_TASK GOAL_: Omit the pictures and output every entry below exactly as written.

_ENTRIES_:

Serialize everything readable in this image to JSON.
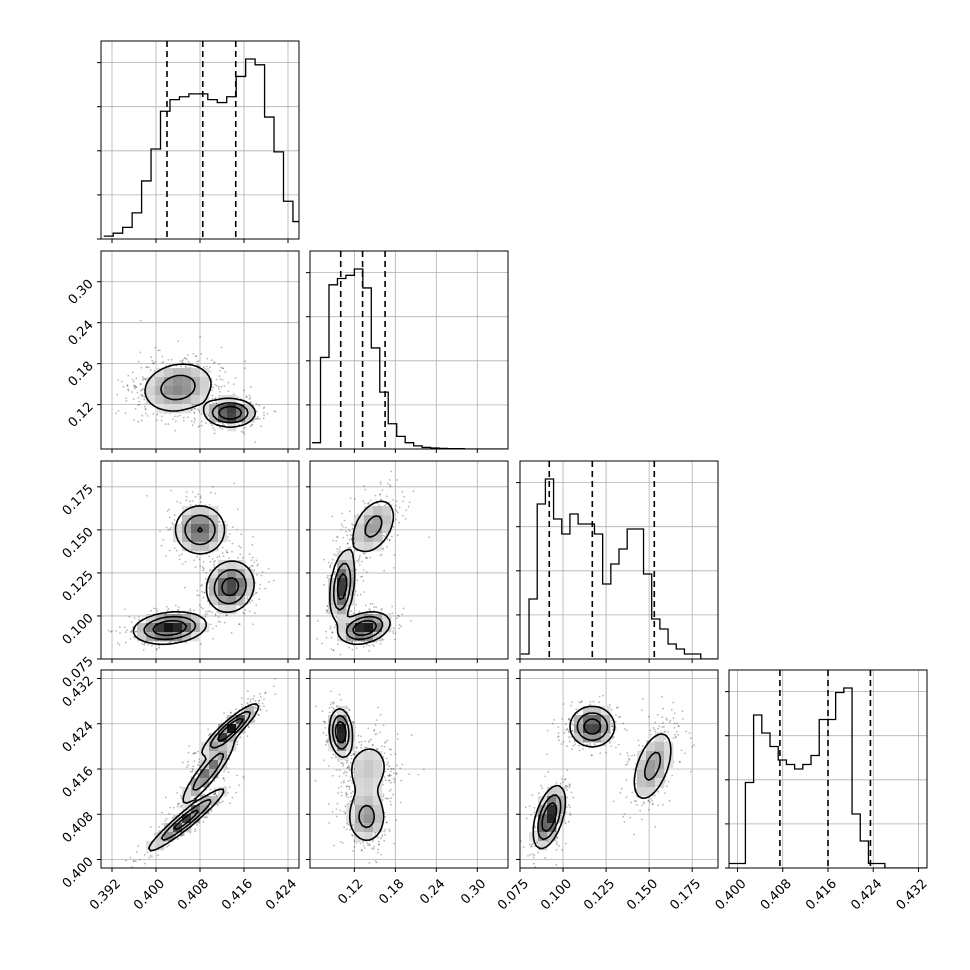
{
  "chart_data": {
    "type": "scatter",
    "subtype": "corner_plot",
    "grid": true,
    "parameters": [
      {
        "range": [
          0.39,
          0.426
        ],
        "ticks": [
          "0.392",
          "0.400",
          "0.408",
          "0.416",
          "0.424"
        ],
        "tick_values": [
          0.392,
          0.4,
          0.408,
          0.416,
          0.424
        ],
        "quantiles": [
          0.402,
          0.4085,
          0.4145
        ]
      },
      {
        "range": [
          0.055,
          0.345
        ],
        "ticks": [
          "0.12",
          "0.18",
          "0.24",
          "0.30"
        ],
        "tick_values": [
          0.12,
          0.18,
          0.24,
          0.3
        ],
        "quantiles": [
          0.1,
          0.132,
          0.165
        ]
      },
      {
        "range": [
          0.075,
          0.19
        ],
        "ticks": [
          "0.075",
          "0.100",
          "0.125",
          "0.150",
          "0.175"
        ],
        "tick_values": [
          0.075,
          0.1,
          0.125,
          0.15,
          0.175
        ],
        "quantiles": [
          0.092,
          0.117,
          0.153
        ]
      },
      {
        "range": [
          0.3985,
          0.4335
        ],
        "ticks": [
          "0.400",
          "0.408",
          "0.416",
          "0.424",
          "0.432"
        ],
        "tick_values": [
          0.4,
          0.408,
          0.416,
          0.424,
          0.432
        ],
        "quantiles": [
          0.4075,
          0.416,
          0.4235
        ]
      }
    ],
    "histograms": [
      {
        "param": 0,
        "edges_start": 0.3905,
        "bin_width": 0.00172,
        "counts": [
          1,
          2,
          4,
          9,
          20,
          31,
          44,
          48,
          49,
          50,
          50,
          48,
          47,
          49,
          56,
          62,
          60,
          42,
          30,
          13,
          6,
          2,
          1,
          0
        ]
      },
      {
        "param": 1,
        "edges_start": 0.058,
        "bin_width": 0.0124,
        "counts": [
          2,
          29,
          52,
          54,
          55,
          57,
          51,
          32,
          18,
          8,
          4,
          2,
          1,
          0.5,
          0.3,
          0.2,
          0.1,
          0.1,
          0,
          0,
          0,
          0,
          0
        ]
      },
      {
        "param": 2,
        "edges_start": 0.0755,
        "bin_width": 0.00475,
        "counts": [
          1,
          12,
          31,
          36,
          28,
          25,
          29,
          27,
          27,
          25,
          15,
          19,
          22,
          26,
          26,
          17,
          8,
          6,
          3,
          2,
          1,
          1,
          0,
          0
        ]
      },
      {
        "param": 3,
        "edges_start": 0.3985,
        "bin_width": 0.00145,
        "counts": [
          1,
          1,
          19,
          34,
          30,
          27,
          24,
          23,
          22,
          23,
          25,
          33,
          33,
          39,
          40,
          12,
          6,
          1,
          1,
          0,
          0,
          0,
          0,
          0
        ]
      }
    ],
    "density_modes": [
      {
        "x": 0,
        "y": 1,
        "components": [
          {
            "mx": 0.404,
            "my": 0.145,
            "sx": 0.0035,
            "sy": 0.02,
            "rho": 0.15,
            "w": 0.62
          },
          {
            "mx": 0.4135,
            "my": 0.108,
            "sx": 0.0022,
            "sy": 0.01,
            "rho": 0.0,
            "w": 0.38
          }
        ]
      },
      {
        "x": 0,
        "y": 2,
        "components": [
          {
            "mx": 0.4025,
            "my": 0.093,
            "sx": 0.0032,
            "sy": 0.0045,
            "rho": 0.2,
            "w": 0.36
          },
          {
            "mx": 0.408,
            "my": 0.15,
            "sx": 0.0024,
            "sy": 0.0075,
            "rho": 0.0,
            "w": 0.3
          },
          {
            "mx": 0.4135,
            "my": 0.117,
            "sx": 0.0022,
            "sy": 0.0075,
            "rho": 0.1,
            "w": 0.34
          }
        ]
      },
      {
        "x": 1,
        "y": 2,
        "components": [
          {
            "mx": 0.102,
            "my": 0.117,
            "sx": 0.009,
            "sy": 0.01,
            "rho": 0.3,
            "w": 0.34
          },
          {
            "mx": 0.148,
            "my": 0.152,
            "sx": 0.018,
            "sy": 0.009,
            "rho": 0.4,
            "w": 0.3
          },
          {
            "mx": 0.135,
            "my": 0.093,
            "sx": 0.018,
            "sy": 0.0045,
            "rho": 0.3,
            "w": 0.36
          }
        ]
      },
      {
        "x": 0,
        "y": 3,
        "components": [
          {
            "mx": 0.4055,
            "my": 0.407,
            "sx": 0.0035,
            "sy": 0.0028,
            "rho": 0.95,
            "w": 0.36
          },
          {
            "mx": 0.4095,
            "my": 0.4155,
            "sx": 0.0025,
            "sy": 0.003,
            "rho": 0.9,
            "w": 0.3
          },
          {
            "mx": 0.4135,
            "my": 0.423,
            "sx": 0.0025,
            "sy": 0.0022,
            "rho": 0.9,
            "w": 0.34
          }
        ]
      },
      {
        "x": 1,
        "y": 3,
        "components": [
          {
            "mx": 0.1,
            "my": 0.4225,
            "sx": 0.008,
            "sy": 0.002,
            "rho": -0.1,
            "w": 0.34
          },
          {
            "mx": 0.14,
            "my": 0.416,
            "sx": 0.02,
            "sy": 0.003,
            "rho": 0.1,
            "w": 0.3
          },
          {
            "mx": 0.138,
            "my": 0.4075,
            "sx": 0.015,
            "sy": 0.0025,
            "rho": 0.0,
            "w": 0.36
          }
        ]
      },
      {
        "x": 2,
        "y": 3,
        "components": [
          {
            "mx": 0.092,
            "my": 0.4075,
            "sx": 0.0045,
            "sy": 0.0027,
            "rho": 0.5,
            "w": 0.36
          },
          {
            "mx": 0.117,
            "my": 0.4235,
            "sx": 0.0065,
            "sy": 0.0018,
            "rho": 0.0,
            "w": 0.34
          },
          {
            "mx": 0.152,
            "my": 0.4165,
            "sx": 0.0065,
            "sy": 0.0035,
            "rho": 0.5,
            "w": 0.3
          }
        ]
      }
    ]
  }
}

_THE OUTPUT_:
Serialize everything readable in this image to JSON.
{
  "chart_data": {
    "type": "scatter",
    "subtype": "corner_plot",
    "grid": true,
    "parameters": [
      {
        "range": [
          0.39,
          0.426
        ],
        "ticks": [
          "0.392",
          "0.400",
          "0.408",
          "0.416",
          "0.424"
        ],
        "tick_values": [
          0.392,
          0.4,
          0.408,
          0.416,
          0.424
        ],
        "quantiles": [
          0.402,
          0.4085,
          0.4145
        ]
      },
      {
        "range": [
          0.055,
          0.345
        ],
        "ticks": [
          "0.12",
          "0.18",
          "0.24",
          "0.30"
        ],
        "tick_values": [
          0.12,
          0.18,
          0.24,
          0.3
        ],
        "quantiles": [
          0.1,
          0.132,
          0.165
        ]
      },
      {
        "range": [
          0.075,
          0.19
        ],
        "ticks": [
          "0.075",
          "0.100",
          "0.125",
          "0.150",
          "0.175"
        ],
        "tick_values": [
          0.075,
          0.1,
          0.125,
          0.15,
          0.175
        ],
        "quantiles": [
          0.092,
          0.117,
          0.153
        ]
      },
      {
        "range": [
          0.3985,
          0.4335
        ],
        "ticks": [
          "0.400",
          "0.408",
          "0.416",
          "0.424",
          "0.432"
        ],
        "tick_values": [
          0.4,
          0.408,
          0.416,
          0.424,
          0.432
        ],
        "quantiles": [
          0.4075,
          0.416,
          0.4235
        ]
      }
    ],
    "histograms": [
      {
        "param": 0,
        "edges_start": 0.3905,
        "bin_width": 0.00172,
        "counts": [
          1,
          2,
          4,
          9,
          20,
          31,
          44,
          48,
          49,
          50,
          50,
          48,
          47,
          49,
          56,
          62,
          60,
          42,
          30,
          13,
          6,
          2,
          1,
          0
        ]
      },
      {
        "param": 1,
        "edges_start": 0.058,
        "bin_width": 0.0124,
        "counts": [
          2,
          29,
          52,
          54,
          55,
          57,
          51,
          32,
          18,
          8,
          4,
          2,
          1,
          0.5,
          0.3,
          0.2,
          0.1,
          0.1,
          0,
          0,
          0,
          0,
          0
        ]
      },
      {
        "param": 2,
        "edges_start": 0.0755,
        "bin_width": 0.00475,
        "counts": [
          1,
          12,
          31,
          36,
          28,
          25,
          29,
          27,
          27,
          25,
          15,
          19,
          22,
          26,
          26,
          17,
          8,
          6,
          3,
          2,
          1,
          1,
          0,
          0
        ]
      },
      {
        "param": 3,
        "edges_start": 0.3985,
        "bin_width": 0.00145,
        "counts": [
          1,
          1,
          19,
          34,
          30,
          27,
          24,
          23,
          22,
          23,
          25,
          33,
          33,
          39,
          40,
          12,
          6,
          1,
          1,
          0,
          0,
          0,
          0,
          0
        ]
      }
    ],
    "density_modes": [
      {
        "x": 0,
        "y": 1,
        "components": [
          {
            "mx": 0.404,
            "my": 0.145,
            "sx": 0.0035,
            "sy": 0.02,
            "rho": 0.15,
            "w": 0.62
          },
          {
            "mx": 0.4135,
            "my": 0.108,
            "sx": 0.0022,
            "sy": 0.01,
            "rho": 0.0,
            "w": 0.38
          }
        ]
      },
      {
        "x": 0,
        "y": 2,
        "components": [
          {
            "mx": 0.4025,
            "my": 0.093,
            "sx": 0.0032,
            "sy": 0.0045,
            "rho": 0.2,
            "w": 0.36
          },
          {
            "mx": 0.408,
            "my": 0.15,
            "sx": 0.0024,
            "sy": 0.0075,
            "rho": 0.0,
            "w": 0.3
          },
          {
            "mx": 0.4135,
            "my": 0.117,
            "sx": 0.0022,
            "sy": 0.0075,
            "rho": 0.1,
            "w": 0.34
          }
        ]
      },
      {
        "x": 1,
        "y": 2,
        "components": [
          {
            "mx": 0.102,
            "my": 0.117,
            "sx": 0.009,
            "sy": 0.01,
            "rho": 0.3,
            "w": 0.34
          },
          {
            "mx": 0.148,
            "my": 0.152,
            "sx": 0.018,
            "sy": 0.009,
            "rho": 0.4,
            "w": 0.3
          },
          {
            "mx": 0.135,
            "my": 0.093,
            "sx": 0.018,
            "sy": 0.0045,
            "rho": 0.3,
            "w": 0.36
          }
        ]
      },
      {
        "x": 0,
        "y": 3,
        "components": [
          {
            "mx": 0.4055,
            "my": 0.407,
            "sx": 0.0035,
            "sy": 0.0028,
            "rho": 0.95,
            "w": 0.36
          },
          {
            "mx": 0.4095,
            "my": 0.4155,
            "sx": 0.0025,
            "sy": 0.003,
            "rho": 0.9,
            "w": 0.3
          },
          {
            "mx": 0.4135,
            "my": 0.423,
            "sx": 0.0025,
            "sy": 0.0022,
            "rho": 0.9,
            "w": 0.34
          }
        ]
      },
      {
        "x": 1,
        "y": 3,
        "components": [
          {
            "mx": 0.1,
            "my": 0.4225,
            "sx": 0.008,
            "sy": 0.002,
            "rho": -0.1,
            "w": 0.34
          },
          {
            "mx": 0.14,
            "my": 0.416,
            "sx": 0.02,
            "sy": 0.003,
            "rho": 0.1,
            "w": 0.3
          },
          {
            "mx": 0.138,
            "my": 0.4075,
            "sx": 0.015,
            "sy": 0.0025,
            "rho": 0.0,
            "w": 0.36
          }
        ]
      },
      {
        "x": 2,
        "y": 3,
        "components": [
          {
            "mx": 0.092,
            "my": 0.4075,
            "sx": 0.0045,
            "sy": 0.0027,
            "rho": 0.5,
            "w": 0.36
          },
          {
            "mx": 0.117,
            "my": 0.4235,
            "sx": 0.0065,
            "sy": 0.0018,
            "rho": 0.0,
            "w": 0.34
          },
          {
            "mx": 0.152,
            "my": 0.4165,
            "sx": 0.0065,
            "sy": 0.0035,
            "rho": 0.5,
            "w": 0.3
          }
        ]
      }
    ]
  }
}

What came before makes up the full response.